● Problem description:
Omit the images, then print each record below exactly as it reads.

— START —

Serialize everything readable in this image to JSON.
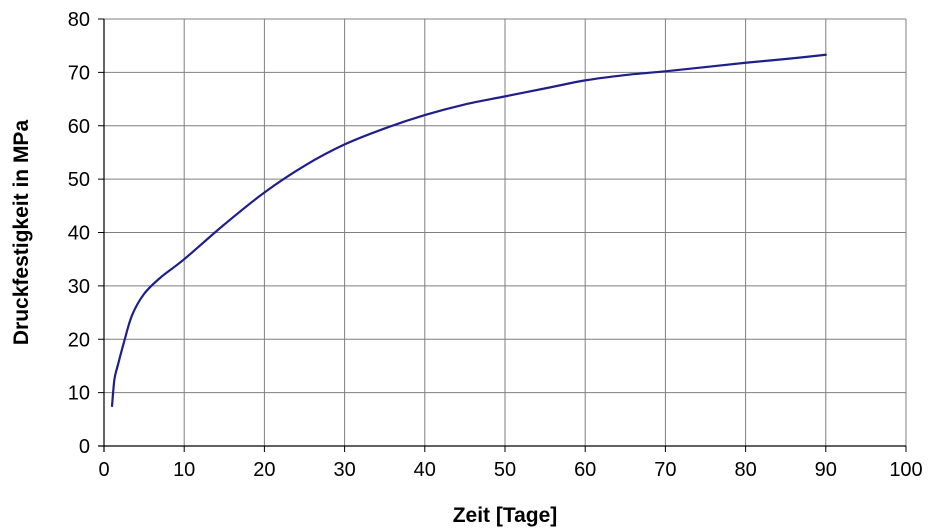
{
  "chart_data": {
    "type": "line",
    "xlabel": "Zeit [Tage]",
    "ylabel": "Druckfestigkeit in MPa",
    "xlim": [
      0,
      100
    ],
    "ylim": [
      0,
      80
    ],
    "x_ticks": [
      0,
      10,
      20,
      30,
      40,
      50,
      60,
      70,
      80,
      90,
      100
    ],
    "y_ticks": [
      0,
      10,
      20,
      30,
      40,
      50,
      60,
      70,
      80
    ],
    "grid": true,
    "legend": "none",
    "colors": {
      "line": "#1f1f8c",
      "grid": "#7f7f7f",
      "axis": "#000000"
    },
    "series": [
      {
        "x": [
          1,
          1.3,
          1.7,
          2.5,
          3.5,
          5,
          7,
          10,
          15,
          20,
          25,
          30,
          35,
          40,
          45,
          50,
          55,
          60,
          65,
          70,
          75,
          80,
          85,
          90
        ],
        "y": [
          7.5,
          12.5,
          15,
          19.5,
          24.5,
          28.5,
          31.5,
          35,
          41.5,
          47.5,
          52.5,
          56.5,
          59.5,
          62,
          64,
          65.5,
          67,
          68.5,
          69.5,
          70.2,
          71,
          71.8,
          72.5,
          73.3
        ]
      }
    ]
  }
}
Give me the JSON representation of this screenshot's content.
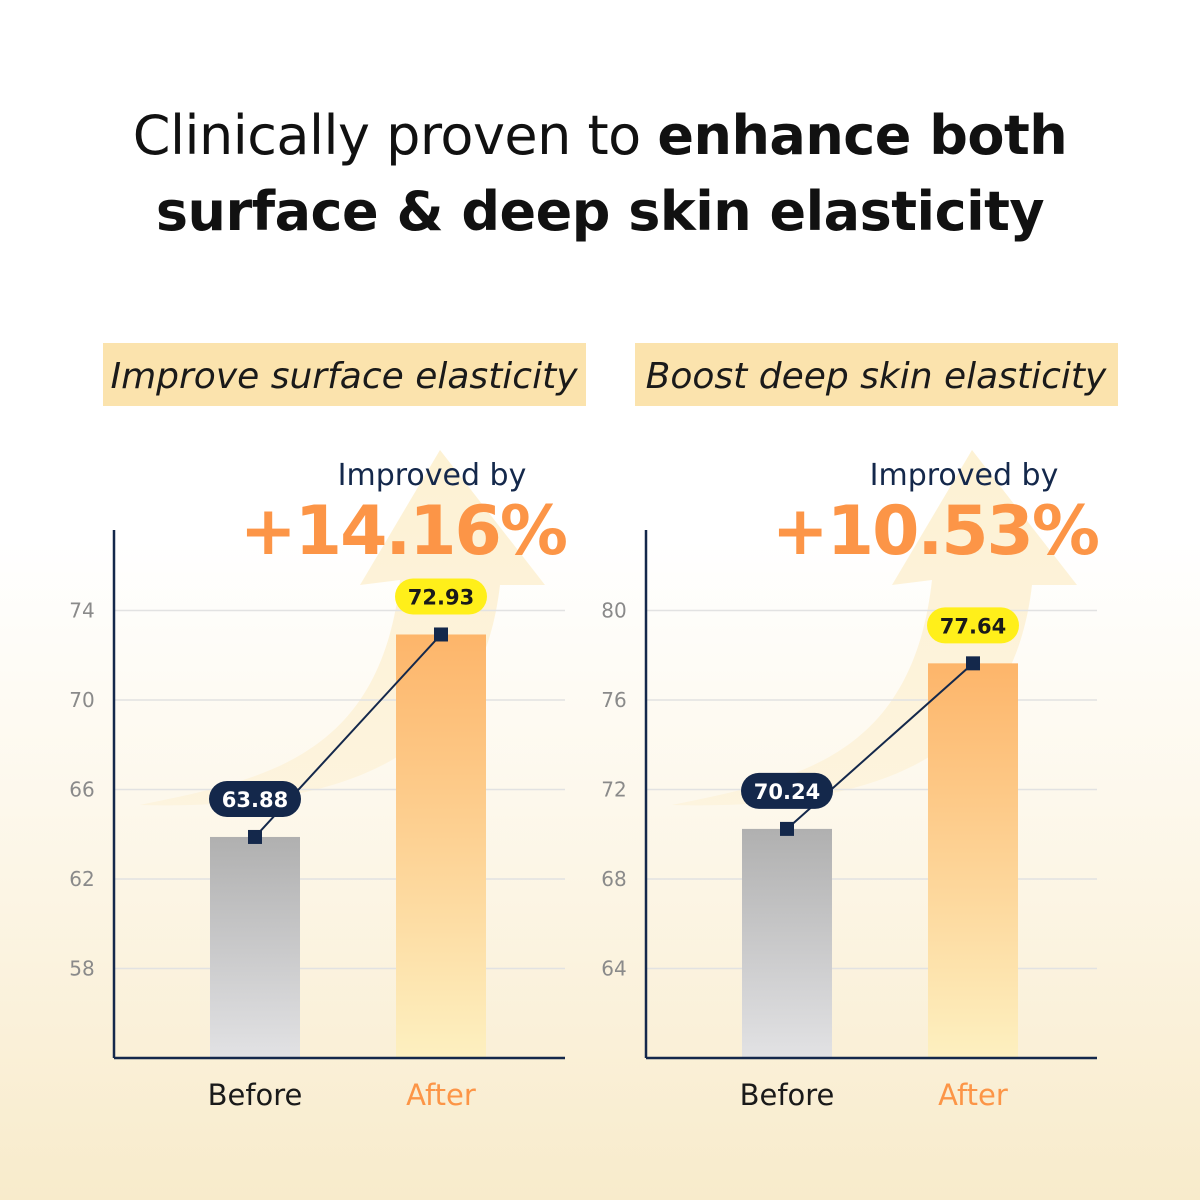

— END —

● Correct response:
Serialize everything readable in this image to JSON.
{
  "chart_data": {
    "type": "line",
    "xlabel": "Zeit [Tage]",
    "ylabel": "Druckfestigkeit in MPa",
    "xlim": [
      0,
      100
    ],
    "ylim": [
      0,
      80
    ],
    "x_ticks": [
      0,
      10,
      20,
      30,
      40,
      50,
      60,
      70,
      80,
      90,
      100
    ],
    "y_ticks": [
      0,
      10,
      20,
      30,
      40,
      50,
      60,
      70,
      80
    ],
    "grid": true,
    "legend": "none",
    "colors": {
      "line": "#1f1f8c",
      "grid": "#7f7f7f",
      "axis": "#000000"
    },
    "series": [
      {
        "x": [
          1,
          1.3,
          1.7,
          2.5,
          3.5,
          5,
          7,
          10,
          15,
          20,
          25,
          30,
          35,
          40,
          45,
          50,
          55,
          60,
          65,
          70,
          75,
          80,
          85,
          90
        ],
        "y": [
          7.5,
          12.5,
          15,
          19.5,
          24.5,
          28.5,
          31.5,
          35,
          41.5,
          47.5,
          52.5,
          56.5,
          59.5,
          62,
          64,
          65.5,
          67,
          68.5,
          69.5,
          70.2,
          71,
          71.8,
          72.5,
          73.3
        ]
      }
    ]
  }
}
Give me the JSON representation of this screenshot's content.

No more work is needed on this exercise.